TASK TO CARRY OUT: Output each line of the material exactly as it stands.
begin DATA FOR PROCESSING
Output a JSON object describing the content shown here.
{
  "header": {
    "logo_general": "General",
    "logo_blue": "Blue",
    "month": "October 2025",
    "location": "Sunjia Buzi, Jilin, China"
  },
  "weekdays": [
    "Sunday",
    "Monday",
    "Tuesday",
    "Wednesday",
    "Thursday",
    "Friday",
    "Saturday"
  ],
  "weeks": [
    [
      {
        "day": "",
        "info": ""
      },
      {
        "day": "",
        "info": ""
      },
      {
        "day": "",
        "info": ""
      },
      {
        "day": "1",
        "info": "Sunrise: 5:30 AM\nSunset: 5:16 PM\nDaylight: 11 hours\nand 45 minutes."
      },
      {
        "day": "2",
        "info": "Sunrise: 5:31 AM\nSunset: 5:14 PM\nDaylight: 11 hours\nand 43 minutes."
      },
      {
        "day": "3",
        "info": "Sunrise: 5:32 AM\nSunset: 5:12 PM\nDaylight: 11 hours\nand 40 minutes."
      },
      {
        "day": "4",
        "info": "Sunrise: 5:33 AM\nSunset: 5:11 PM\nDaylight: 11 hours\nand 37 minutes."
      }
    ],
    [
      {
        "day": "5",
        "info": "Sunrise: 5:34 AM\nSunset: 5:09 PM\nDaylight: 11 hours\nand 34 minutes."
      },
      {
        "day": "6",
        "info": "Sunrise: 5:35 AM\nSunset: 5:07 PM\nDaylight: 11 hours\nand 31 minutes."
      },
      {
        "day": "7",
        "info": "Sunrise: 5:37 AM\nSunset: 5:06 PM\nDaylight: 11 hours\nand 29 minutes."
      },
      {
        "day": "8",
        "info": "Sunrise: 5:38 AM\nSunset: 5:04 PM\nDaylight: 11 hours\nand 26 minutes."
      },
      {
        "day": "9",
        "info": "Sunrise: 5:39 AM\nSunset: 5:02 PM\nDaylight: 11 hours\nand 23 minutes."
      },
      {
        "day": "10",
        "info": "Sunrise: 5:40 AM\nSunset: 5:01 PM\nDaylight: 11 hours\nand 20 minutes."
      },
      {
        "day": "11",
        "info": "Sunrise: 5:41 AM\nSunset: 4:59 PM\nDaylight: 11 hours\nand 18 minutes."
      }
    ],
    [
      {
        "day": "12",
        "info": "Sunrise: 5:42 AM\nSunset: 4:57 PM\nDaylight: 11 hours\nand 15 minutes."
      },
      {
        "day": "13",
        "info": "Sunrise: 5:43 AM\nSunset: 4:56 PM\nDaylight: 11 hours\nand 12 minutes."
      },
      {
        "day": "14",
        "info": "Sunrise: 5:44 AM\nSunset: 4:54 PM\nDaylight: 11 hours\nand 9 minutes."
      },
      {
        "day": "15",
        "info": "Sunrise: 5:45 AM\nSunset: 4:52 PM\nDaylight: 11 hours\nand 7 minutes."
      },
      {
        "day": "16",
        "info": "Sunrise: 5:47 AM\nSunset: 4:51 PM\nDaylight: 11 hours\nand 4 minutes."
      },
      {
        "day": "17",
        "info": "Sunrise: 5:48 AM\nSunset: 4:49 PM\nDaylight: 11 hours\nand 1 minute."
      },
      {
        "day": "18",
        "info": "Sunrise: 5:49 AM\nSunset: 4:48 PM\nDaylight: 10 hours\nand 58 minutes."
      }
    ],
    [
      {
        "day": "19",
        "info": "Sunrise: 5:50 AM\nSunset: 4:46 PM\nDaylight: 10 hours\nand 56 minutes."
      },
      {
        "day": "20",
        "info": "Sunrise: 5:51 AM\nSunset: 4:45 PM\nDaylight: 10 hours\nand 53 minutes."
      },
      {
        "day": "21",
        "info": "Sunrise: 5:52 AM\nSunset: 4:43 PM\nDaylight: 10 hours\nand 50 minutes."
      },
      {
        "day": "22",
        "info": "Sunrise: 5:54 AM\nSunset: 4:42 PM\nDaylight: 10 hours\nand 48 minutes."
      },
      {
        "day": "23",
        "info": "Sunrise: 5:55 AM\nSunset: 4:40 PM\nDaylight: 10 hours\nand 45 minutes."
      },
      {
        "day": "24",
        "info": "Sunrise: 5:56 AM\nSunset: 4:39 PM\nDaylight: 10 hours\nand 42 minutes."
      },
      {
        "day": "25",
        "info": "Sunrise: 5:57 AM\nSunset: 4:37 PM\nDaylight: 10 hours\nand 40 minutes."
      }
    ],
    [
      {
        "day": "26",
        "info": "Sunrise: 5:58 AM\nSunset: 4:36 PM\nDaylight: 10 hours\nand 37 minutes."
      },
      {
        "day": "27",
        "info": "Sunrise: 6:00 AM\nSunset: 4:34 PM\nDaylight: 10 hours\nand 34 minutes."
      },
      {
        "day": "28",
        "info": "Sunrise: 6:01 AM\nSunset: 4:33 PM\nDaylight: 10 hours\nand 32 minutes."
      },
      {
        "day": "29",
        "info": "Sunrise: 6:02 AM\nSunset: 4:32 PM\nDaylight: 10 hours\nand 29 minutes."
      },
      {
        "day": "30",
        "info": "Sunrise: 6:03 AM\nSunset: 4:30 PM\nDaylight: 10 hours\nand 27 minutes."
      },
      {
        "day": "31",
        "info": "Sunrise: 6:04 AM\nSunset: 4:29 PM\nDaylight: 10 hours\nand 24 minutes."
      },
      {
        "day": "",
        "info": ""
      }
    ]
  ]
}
end DATA FOR PROCESSING
EXPECTED OUTPUT:
Output a JSON object describing the content shown here.
{
  "header": {
    "logo_general": "General",
    "logo_blue": "Blue",
    "month": "October 2025",
    "location": "Sunjia Buzi, Jilin, China"
  },
  "weekdays": [
    "Sunday",
    "Monday",
    "Tuesday",
    "Wednesday",
    "Thursday",
    "Friday",
    "Saturday"
  ],
  "weeks": [
    [
      {
        "day": "",
        "info": ""
      },
      {
        "day": "",
        "info": ""
      },
      {
        "day": "",
        "info": ""
      },
      {
        "day": "1",
        "info": "Sunrise: 5:30 AM\nSunset: 5:16 PM\nDaylight: 11 hours\nand 45 minutes."
      },
      {
        "day": "2",
        "info": "Sunrise: 5:31 AM\nSunset: 5:14 PM\nDaylight: 11 hours\nand 43 minutes."
      },
      {
        "day": "3",
        "info": "Sunrise: 5:32 AM\nSunset: 5:12 PM\nDaylight: 11 hours\nand 40 minutes."
      },
      {
        "day": "4",
        "info": "Sunrise: 5:33 AM\nSunset: 5:11 PM\nDaylight: 11 hours\nand 37 minutes."
      }
    ],
    [
      {
        "day": "5",
        "info": "Sunrise: 5:34 AM\nSunset: 5:09 PM\nDaylight: 11 hours\nand 34 minutes."
      },
      {
        "day": "6",
        "info": "Sunrise: 5:35 AM\nSunset: 5:07 PM\nDaylight: 11 hours\nand 31 minutes."
      },
      {
        "day": "7",
        "info": "Sunrise: 5:37 AM\nSunset: 5:06 PM\nDaylight: 11 hours\nand 29 minutes."
      },
      {
        "day": "8",
        "info": "Sunrise: 5:38 AM\nSunset: 5:04 PM\nDaylight: 11 hours\nand 26 minutes."
      },
      {
        "day": "9",
        "info": "Sunrise: 5:39 AM\nSunset: 5:02 PM\nDaylight: 11 hours\nand 23 minutes."
      },
      {
        "day": "10",
        "info": "Sunrise: 5:40 AM\nSunset: 5:01 PM\nDaylight: 11 hours\nand 20 minutes."
      },
      {
        "day": "11",
        "info": "Sunrise: 5:41 AM\nSunset: 4:59 PM\nDaylight: 11 hours\nand 18 minutes."
      }
    ],
    [
      {
        "day": "12",
        "info": "Sunrise: 5:42 AM\nSunset: 4:57 PM\nDaylight: 11 hours\nand 15 minutes."
      },
      {
        "day": "13",
        "info": "Sunrise: 5:43 AM\nSunset: 4:56 PM\nDaylight: 11 hours\nand 12 minutes."
      },
      {
        "day": "14",
        "info": "Sunrise: 5:44 AM\nSunset: 4:54 PM\nDaylight: 11 hours\nand 9 minutes."
      },
      {
        "day": "15",
        "info": "Sunrise: 5:45 AM\nSunset: 4:52 PM\nDaylight: 11 hours\nand 7 minutes."
      },
      {
        "day": "16",
        "info": "Sunrise: 5:47 AM\nSunset: 4:51 PM\nDaylight: 11 hours\nand 4 minutes."
      },
      {
        "day": "17",
        "info": "Sunrise: 5:48 AM\nSunset: 4:49 PM\nDaylight: 11 hours\nand 1 minute."
      },
      {
        "day": "18",
        "info": "Sunrise: 5:49 AM\nSunset: 4:48 PM\nDaylight: 10 hours\nand 58 minutes."
      }
    ],
    [
      {
        "day": "19",
        "info": "Sunrise: 5:50 AM\nSunset: 4:46 PM\nDaylight: 10 hours\nand 56 minutes."
      },
      {
        "day": "20",
        "info": "Sunrise: 5:51 AM\nSunset: 4:45 PM\nDaylight: 10 hours\nand 53 minutes."
      },
      {
        "day": "21",
        "info": "Sunrise: 5:52 AM\nSunset: 4:43 PM\nDaylight: 10 hours\nand 50 minutes."
      },
      {
        "day": "22",
        "info": "Sunrise: 5:54 AM\nSunset: 4:42 PM\nDaylight: 10 hours\nand 48 minutes."
      },
      {
        "day": "23",
        "info": "Sunrise: 5:55 AM\nSunset: 4:40 PM\nDaylight: 10 hours\nand 45 minutes."
      },
      {
        "day": "24",
        "info": "Sunrise: 5:56 AM\nSunset: 4:39 PM\nDaylight: 10 hours\nand 42 minutes."
      },
      {
        "day": "25",
        "info": "Sunrise: 5:57 AM\nSunset: 4:37 PM\nDaylight: 10 hours\nand 40 minutes."
      }
    ],
    [
      {
        "day": "26",
        "info": "Sunrise: 5:58 AM\nSunset: 4:36 PM\nDaylight: 10 hours\nand 37 minutes."
      },
      {
        "day": "27",
        "info": "Sunrise: 6:00 AM\nSunset: 4:34 PM\nDaylight: 10 hours\nand 34 minutes."
      },
      {
        "day": "28",
        "info": "Sunrise: 6:01 AM\nSunset: 4:33 PM\nDaylight: 10 hours\nand 32 minutes."
      },
      {
        "day": "29",
        "info": "Sunrise: 6:02 AM\nSunset: 4:32 PM\nDaylight: 10 hours\nand 29 minutes."
      },
      {
        "day": "30",
        "info": "Sunrise: 6:03 AM\nSunset: 4:30 PM\nDaylight: 10 hours\nand 27 minutes."
      },
      {
        "day": "31",
        "info": "Sunrise: 6:04 AM\nSunset: 4:29 PM\nDaylight: 10 hours\nand 24 minutes."
      },
      {
        "day": "",
        "info": ""
      }
    ]
  ]
}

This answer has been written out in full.